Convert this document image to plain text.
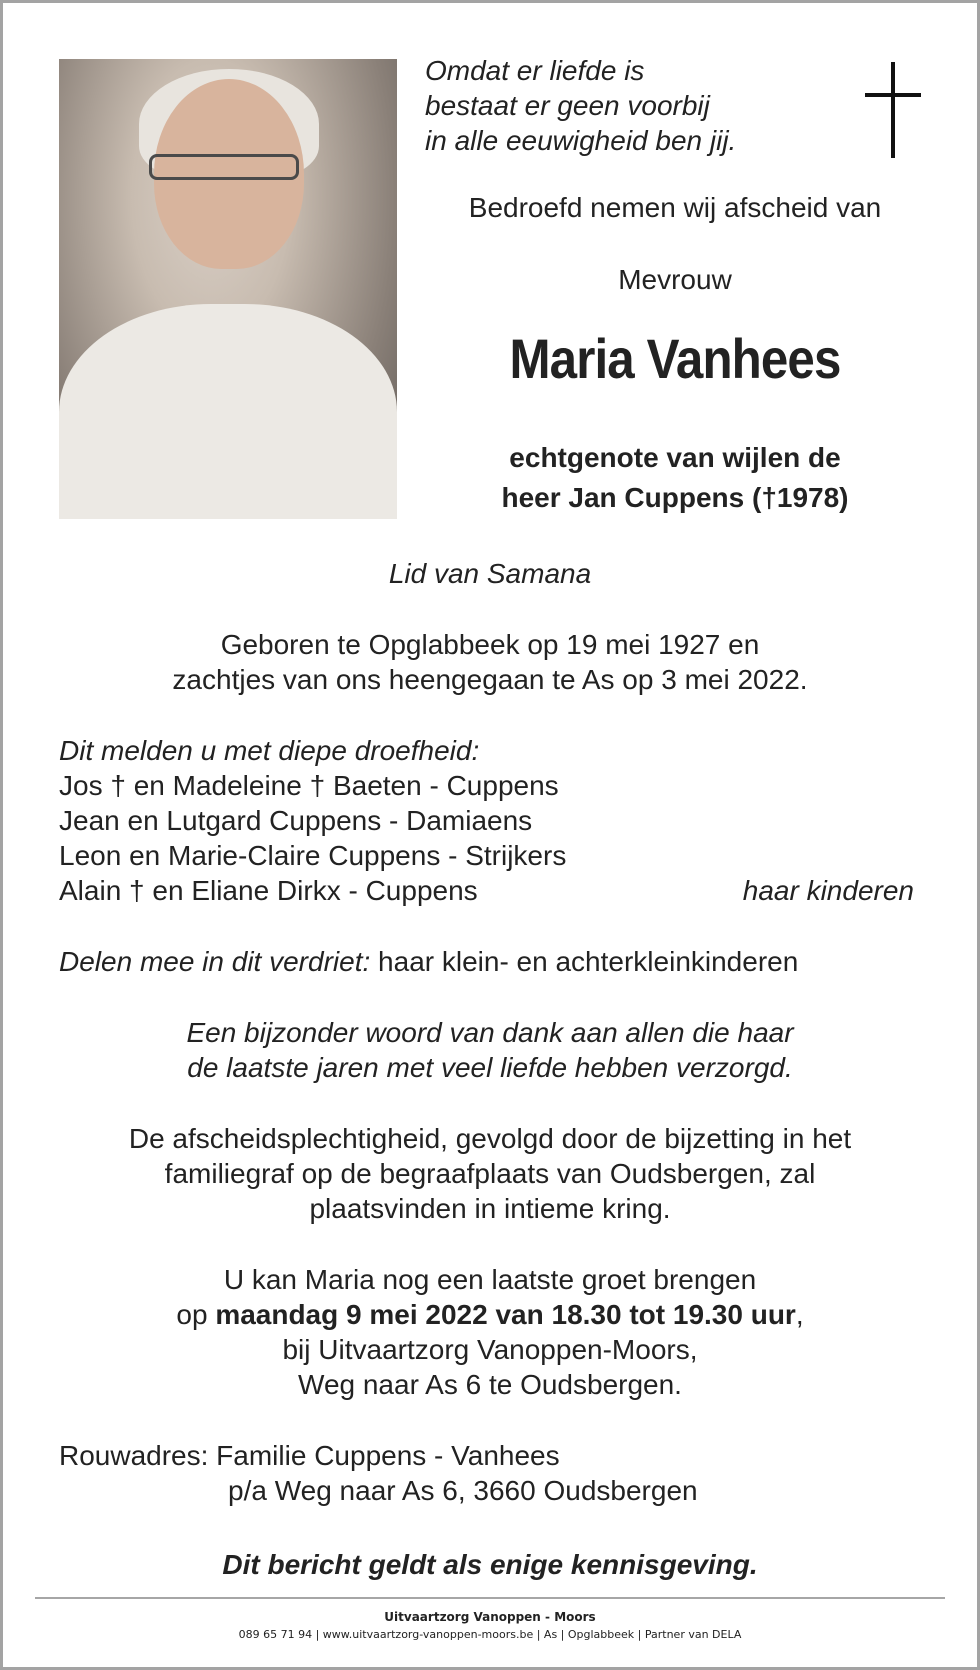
Omdat er liefde is

bestaat er geen voorbij

in alle eeuwigheid ben jij.

Bedroefd nemen wij afscheid van

Mevrouw

Maria Vanhees

echtgenote van wijlen de

heer Jan Cuppens (†1978)

Lid van Samana

Geboren te Opglabbeek op 19 mei 1927 en

zachtjes van ons heengegaan te As op 3 mei 2022.

Dit melden u met diepe droefheid:

Jos † en Madeleine † Baeten - Cuppens

Jean en Lutgard Cuppens - Damiaens

Leon en Marie-Claire Cuppens - Strijkers

Alain † en Eliane Dirkx - Cuppens	haar kinderen

Delen mee in dit verdriet: haar klein- en achterkleinkinderen

Een bijzonder woord van dank aan allen die haar

de laatste jaren met veel liefde hebben verzorgd.

De afscheidsplechtigheid, gevolgd door de bijzetting in het

familiegraf op de begraafplaats van Oudsbergen, zal

plaatsvinden in intieme kring.

U kan Maria nog een laatste groet brengen

op maandag 9 mei 2022 van 18.30 tot 19.30 uur,

bij Uitvaartzorg Vanoppen-Moors,

Weg naar As 6 te Oudsbergen.

Rouwadres: Familie Cuppens - Vanhees

p/a Weg naar As 6, 3660 Oudsbergen

Dit bericht geldt als enige kennisgeving.

Uitvaartzorg Vanoppen - Moors

089 65 71 94 | www.uitvaartzorg-vanoppen-moors.be | As | Opglabbeek | Partner van DELA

········

**What you are asked to do**
Pictures in the records above should not be copied. Repeat everything else exactly.

**Full solution**
Convert this document image to plain text.
Omdat er liefde is

bestaat er geen voorbij

in alle eeuwigheid ben jij.

Bedroefd nemen wij afscheid van

Mevrouw

Maria Vanhees

echtgenote van wijlen de

heer Jan Cuppens (†1978)

Lid van Samana

Geboren te Opglabbeek op 19 mei 1927 en

zachtjes van ons heengegaan te As op 3 mei 2022.

Dit melden u met diepe droefheid:

Jos † en Madeleine † Baeten - Cuppens

Jean en Lutgard Cuppens - Damiaens

Leon en Marie-Claire Cuppens - Strijkers

Alain † en Eliane Dirkx - Cuppens	haar kinderen

Delen mee in dit verdriet: haar klein- en achterkleinkinderen

Een bijzonder woord van dank aan allen die haar

de laatste jaren met veel liefde hebben verzorgd.

De afscheidsplechtigheid, gevolgd door de bijzetting in het

familiegraf op de begraafplaats van Oudsbergen, zal

plaatsvinden in intieme kring.

U kan Maria nog een laatste groet brengen

op maandag 9 mei 2022 van 18.30 tot 19.30 uur,

bij Uitvaartzorg Vanoppen-Moors,

Weg naar As 6 te Oudsbergen.

Rouwadres: Familie Cuppens - Vanhees

p/a Weg naar As 6, 3660 Oudsbergen

Dit bericht geldt als enige kennisgeving.

Uitvaartzorg Vanoppen - Moors

089 65 71 94 | www.uitvaartzorg-vanoppen-moors.be | As | Opglabbeek | Partner van DELA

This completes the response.